### ASSIGNED TASK
Your answer should be one number: how many lines below hold the word "inventories".
++++ INFORMATION SUPPLIED
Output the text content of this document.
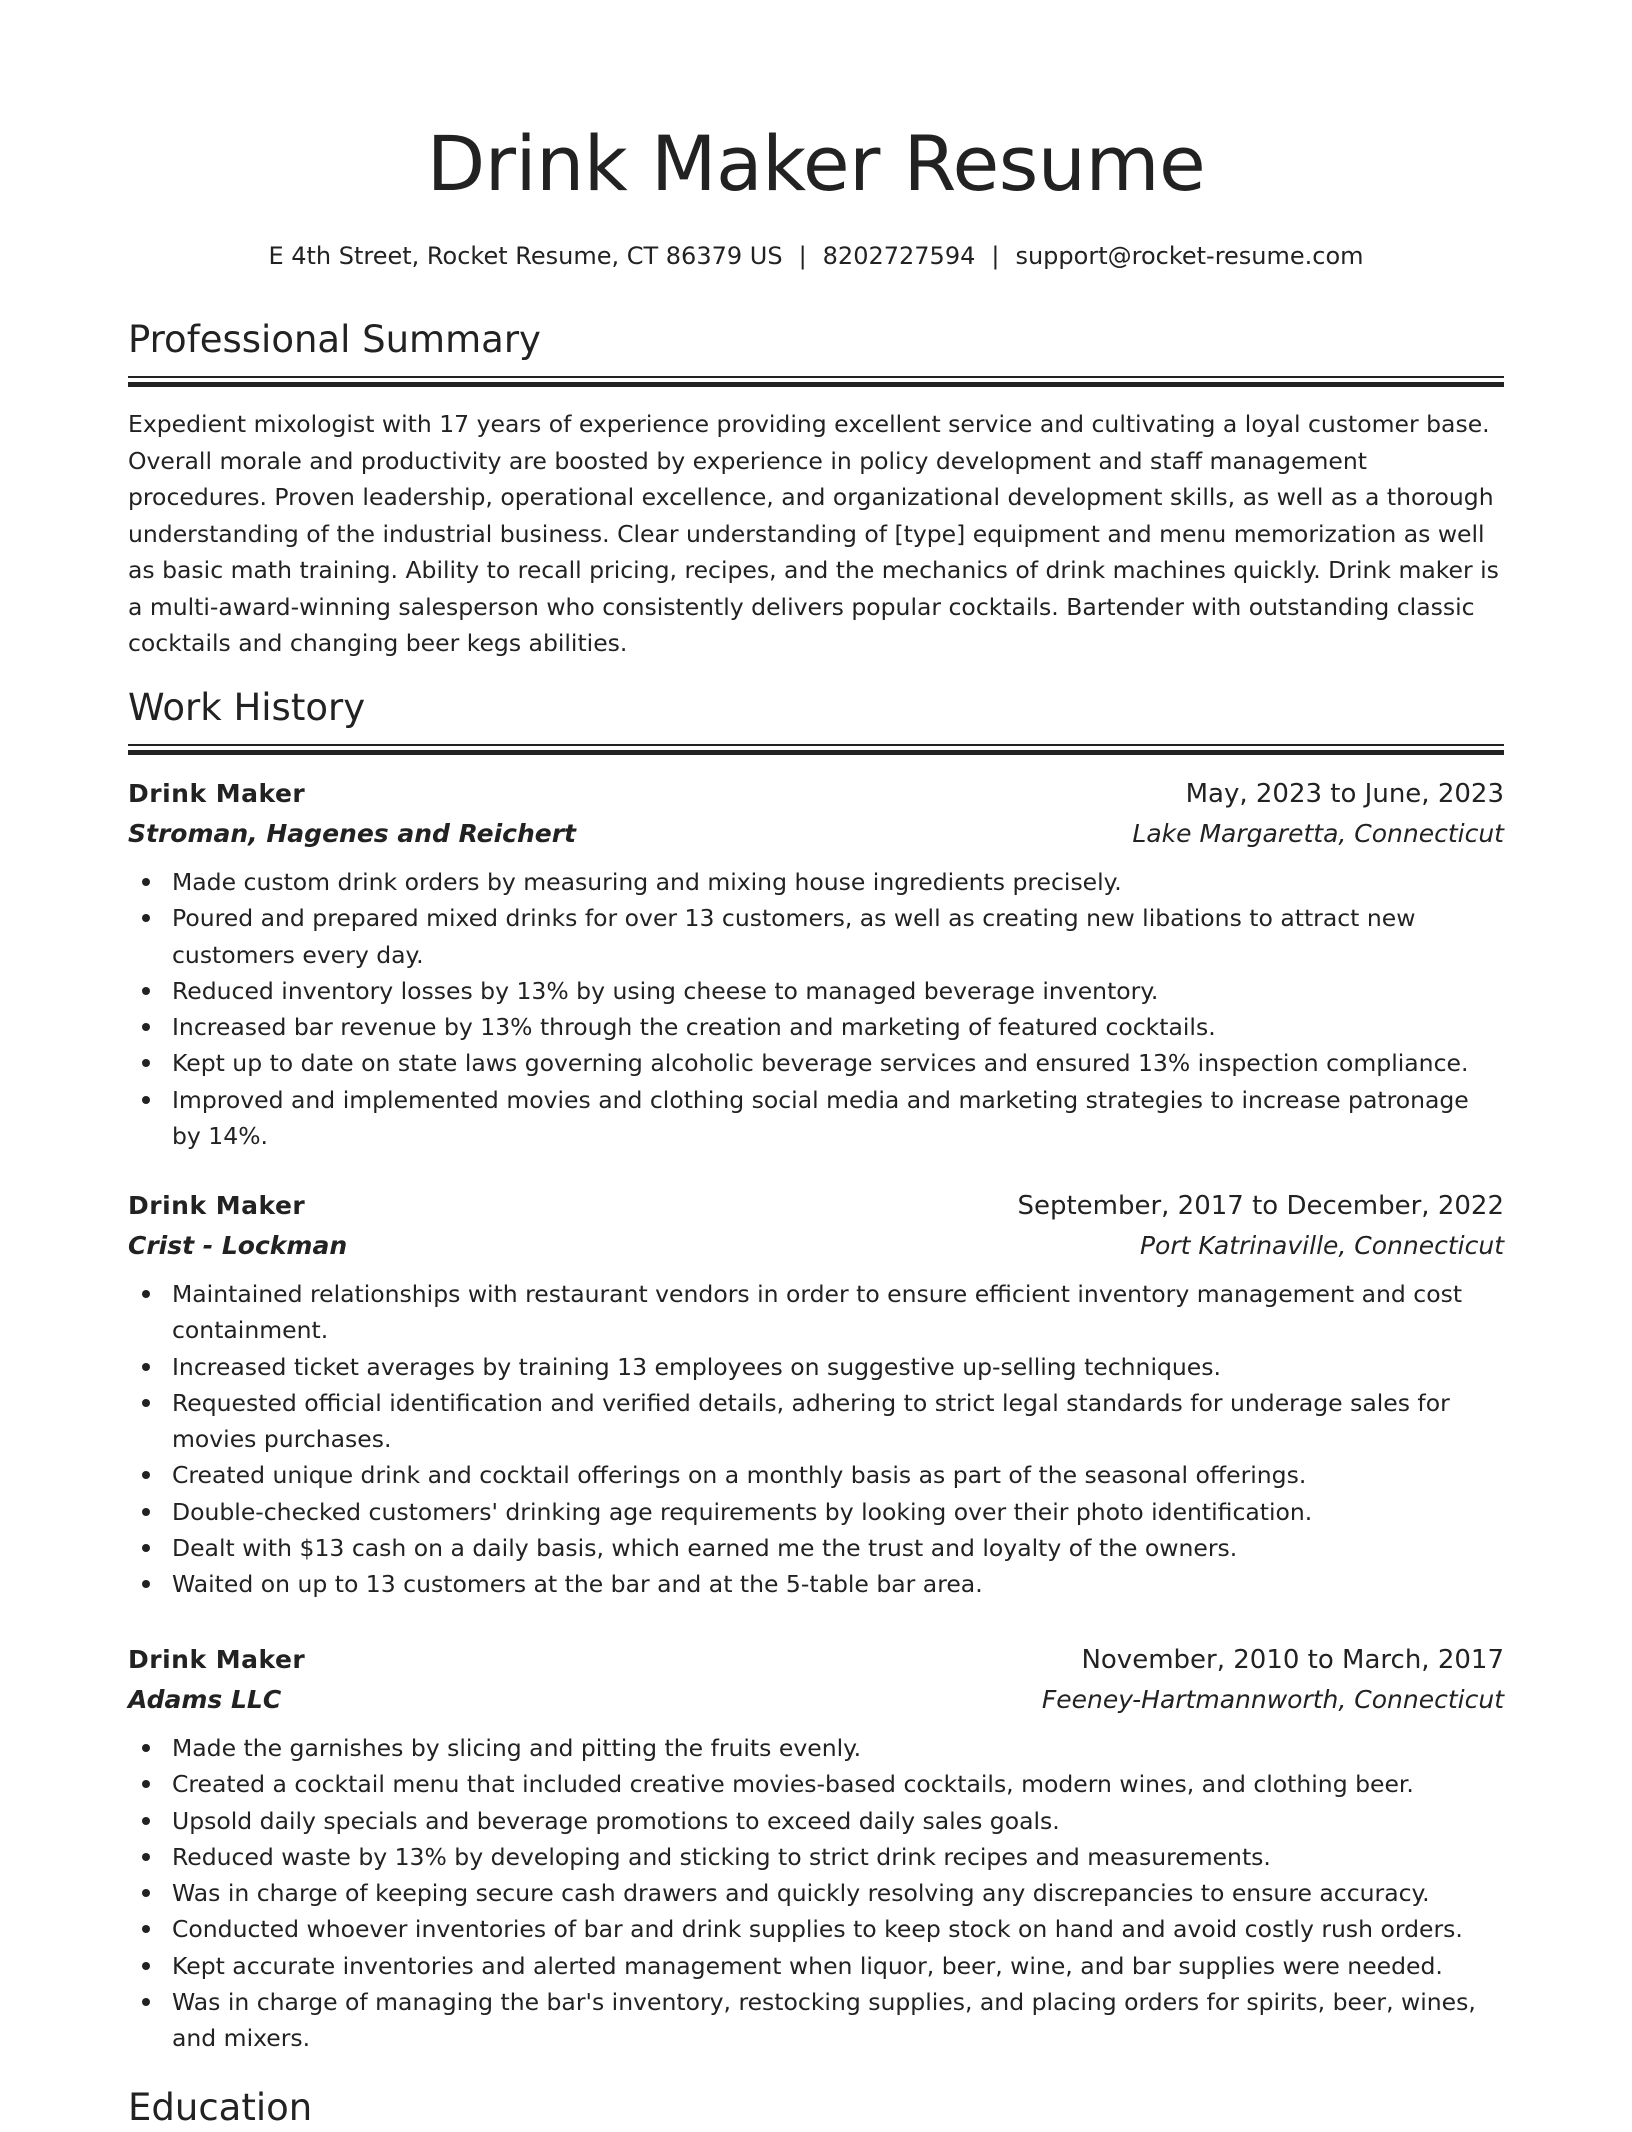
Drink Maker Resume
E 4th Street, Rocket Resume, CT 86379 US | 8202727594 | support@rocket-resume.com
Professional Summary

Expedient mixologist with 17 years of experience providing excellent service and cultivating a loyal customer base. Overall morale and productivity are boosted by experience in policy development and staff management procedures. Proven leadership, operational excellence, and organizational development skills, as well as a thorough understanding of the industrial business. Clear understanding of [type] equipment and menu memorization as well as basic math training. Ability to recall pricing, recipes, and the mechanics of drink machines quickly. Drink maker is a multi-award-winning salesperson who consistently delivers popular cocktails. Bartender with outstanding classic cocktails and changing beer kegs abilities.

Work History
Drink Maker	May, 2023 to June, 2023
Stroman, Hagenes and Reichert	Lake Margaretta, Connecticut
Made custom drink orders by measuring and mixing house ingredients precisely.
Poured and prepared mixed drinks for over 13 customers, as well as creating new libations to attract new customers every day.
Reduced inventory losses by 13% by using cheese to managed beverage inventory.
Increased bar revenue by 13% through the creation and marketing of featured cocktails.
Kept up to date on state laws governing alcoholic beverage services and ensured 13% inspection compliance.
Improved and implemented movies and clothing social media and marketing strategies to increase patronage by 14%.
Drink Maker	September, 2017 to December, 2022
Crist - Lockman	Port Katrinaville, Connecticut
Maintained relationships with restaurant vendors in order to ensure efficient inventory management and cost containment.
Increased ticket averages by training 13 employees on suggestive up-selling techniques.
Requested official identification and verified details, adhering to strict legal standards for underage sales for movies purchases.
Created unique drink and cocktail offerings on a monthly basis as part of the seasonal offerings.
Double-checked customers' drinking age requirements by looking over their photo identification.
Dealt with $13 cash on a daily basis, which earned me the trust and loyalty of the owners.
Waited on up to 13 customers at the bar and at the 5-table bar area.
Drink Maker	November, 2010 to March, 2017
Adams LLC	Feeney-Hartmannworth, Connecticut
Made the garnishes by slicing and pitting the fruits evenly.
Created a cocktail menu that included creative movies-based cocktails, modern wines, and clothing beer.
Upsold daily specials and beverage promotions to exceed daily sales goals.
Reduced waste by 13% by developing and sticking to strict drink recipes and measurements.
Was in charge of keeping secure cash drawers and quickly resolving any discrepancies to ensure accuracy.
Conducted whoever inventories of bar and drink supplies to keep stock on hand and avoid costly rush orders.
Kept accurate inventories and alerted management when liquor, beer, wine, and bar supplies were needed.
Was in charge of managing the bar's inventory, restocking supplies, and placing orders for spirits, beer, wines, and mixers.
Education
++++++++
### ANSWER BOX
2